| DATA EXCERPTS |
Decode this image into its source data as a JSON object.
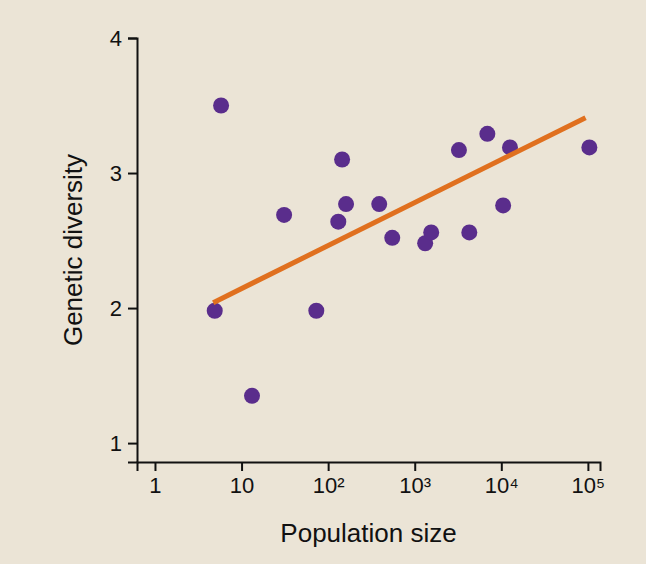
{
  "chart_data": {
    "type": "scatter",
    "x_label": "Population size",
    "y_label": "Genetic diversity",
    "log": "x",
    "grid": false,
    "xlim": [
      0.62,
      138000
    ],
    "ylim": [
      0.86,
      4
    ],
    "xticks": [
      1,
      10,
      {
        "value": 100,
        "label": "10²"
      },
      {
        "value": 1000,
        "label": "10³"
      },
      {
        "value": 10000,
        "label": "10⁴"
      },
      {
        "value": 100000,
        "label": "10⁵"
      }
    ],
    "yticks": [
      1,
      2,
      3,
      4
    ],
    "series": [
      {
        "type": "scatter",
        "marker": "circle",
        "color": "#5a2d8c",
        "x": [
          5.8,
          4.9,
          13.2,
          31,
          73,
          145,
          131,
          161,
          389,
          550,
          1320,
          1550,
          3240,
          4270,
          6900,
          10500,
          12600,
          104000
        ],
        "values": [
          3.5,
          1.98,
          1.35,
          2.69,
          1.98,
          3.1,
          2.64,
          2.77,
          2.77,
          2.52,
          2.48,
          2.56,
          3.17,
          2.56,
          3.29,
          2.76,
          3.19,
          3.19
        ]
      },
      {
        "type": "line",
        "line_style": "solid",
        "color": "#e0701f",
        "x": [
          4.7,
          94000
        ],
        "values": [
          2.04,
          3.41
        ]
      }
    ]
  }
}
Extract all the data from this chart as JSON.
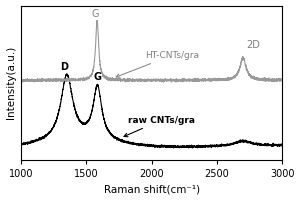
{
  "title": "",
  "xlabel": "Raman shift(cm⁻¹)",
  "ylabel": "Intensity(a.u.)",
  "xlim": [
    1000,
    3000
  ],
  "x_ticks": [
    1000,
    1500,
    2000,
    2500,
    3000
  ],
  "background_color": "#ffffff",
  "raw_color": "#000000",
  "ht_color": "#999999",
  "raw_label": "raw CNTs/gra",
  "ht_label": "HT-CNTs/gra",
  "raw_baseline": 0.08,
  "ht_baseline": 0.62
}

| EXERCISE REQUIREMENTS |
Pull every line containing "CNTs" out of the records.

| OUTPUT OF THE TASK |
  "raw_label": "raw CNTs/gra",
  "ht_label": "HT-CNTs/gra",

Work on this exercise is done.